→ **PROMPT**
State how many lines of the entries hold the string "和氏献璧". Reply with the number alone.

** begin **

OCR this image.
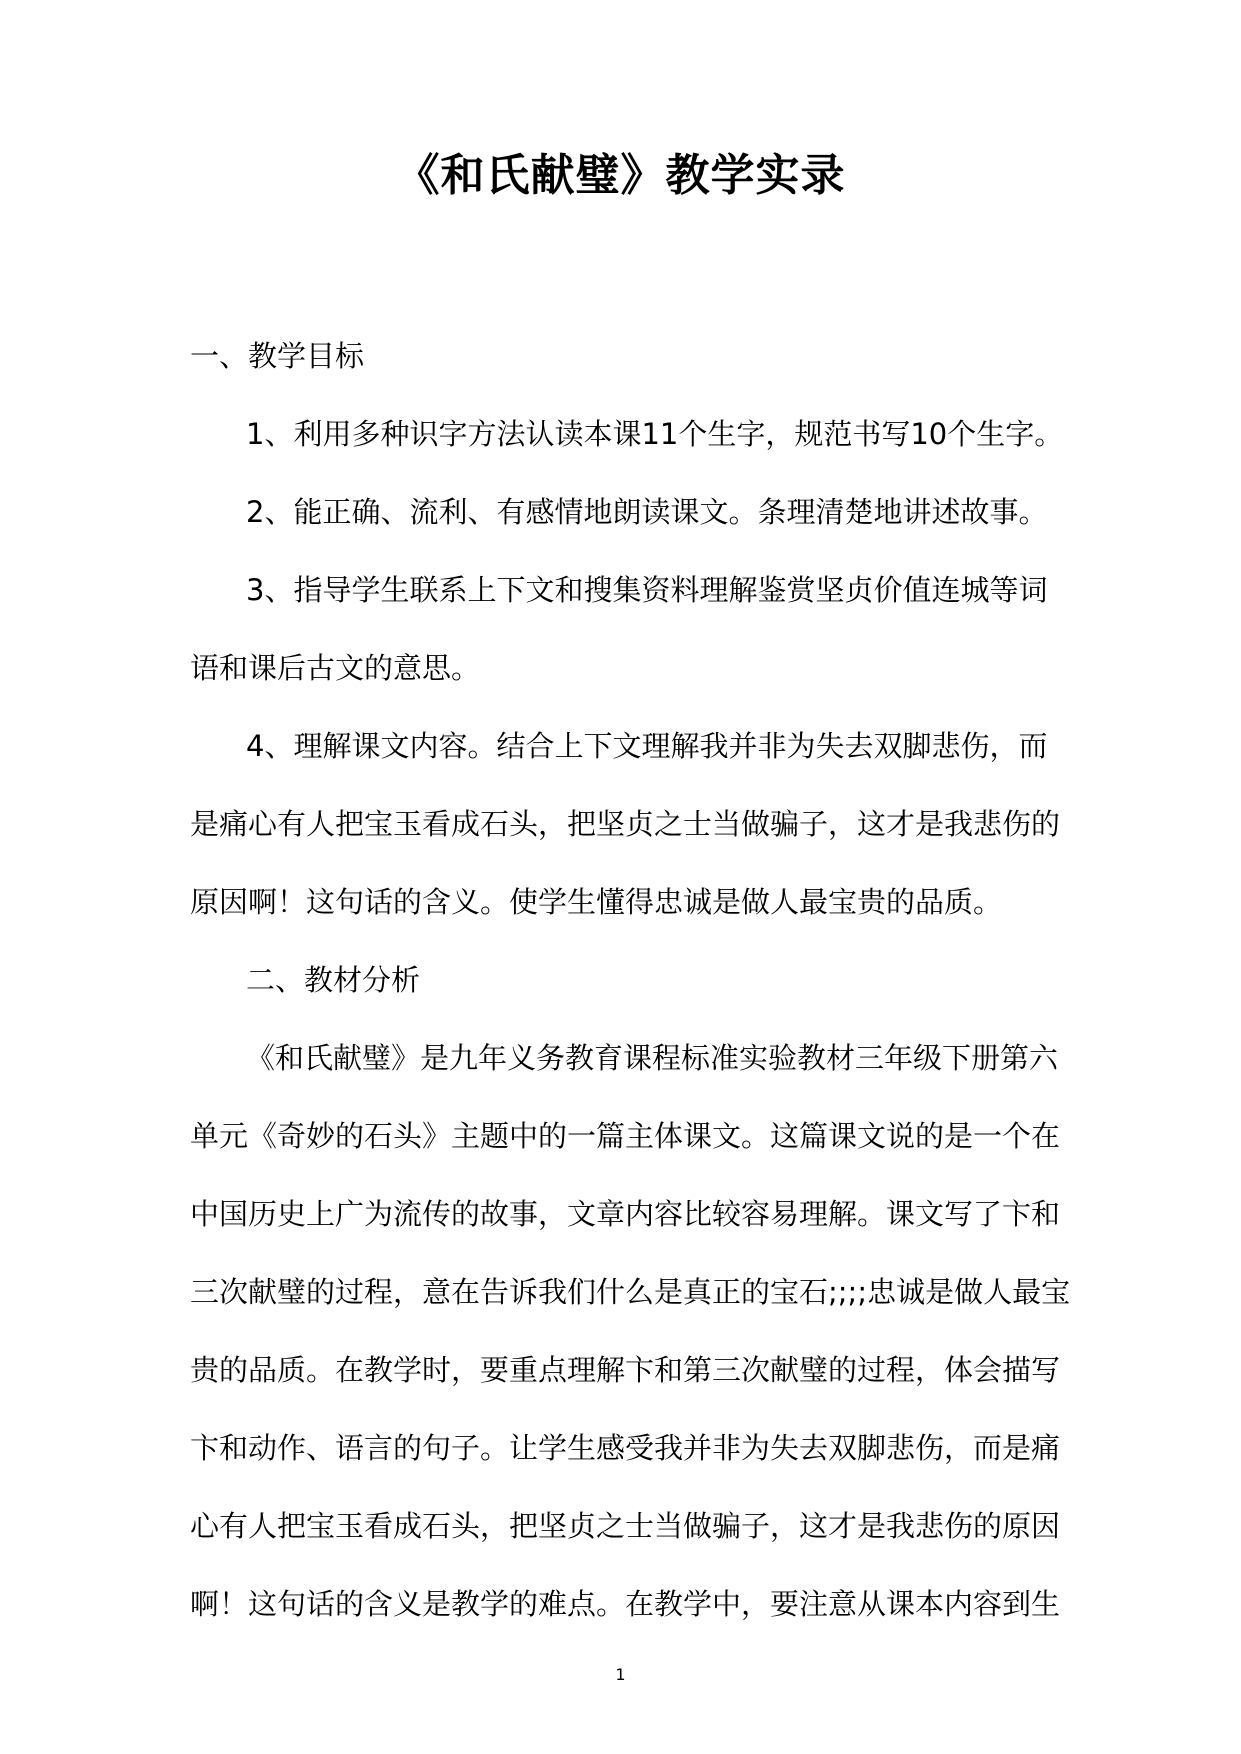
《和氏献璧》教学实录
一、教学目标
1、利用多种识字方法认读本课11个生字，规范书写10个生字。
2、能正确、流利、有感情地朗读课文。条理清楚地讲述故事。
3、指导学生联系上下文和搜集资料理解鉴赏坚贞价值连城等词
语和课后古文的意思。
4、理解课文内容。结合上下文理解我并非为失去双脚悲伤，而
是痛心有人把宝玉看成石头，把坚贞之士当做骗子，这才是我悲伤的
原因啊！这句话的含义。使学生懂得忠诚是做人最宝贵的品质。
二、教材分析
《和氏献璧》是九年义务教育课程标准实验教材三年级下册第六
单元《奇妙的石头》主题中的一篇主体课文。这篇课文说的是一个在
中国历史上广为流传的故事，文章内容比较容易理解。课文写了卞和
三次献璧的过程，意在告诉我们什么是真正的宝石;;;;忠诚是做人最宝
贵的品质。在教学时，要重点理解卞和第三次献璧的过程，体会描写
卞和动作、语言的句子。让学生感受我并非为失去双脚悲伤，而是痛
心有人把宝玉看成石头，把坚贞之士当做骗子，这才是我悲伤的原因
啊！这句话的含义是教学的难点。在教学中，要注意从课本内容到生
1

** end **

→ **PROBLEM SOLUTION**
2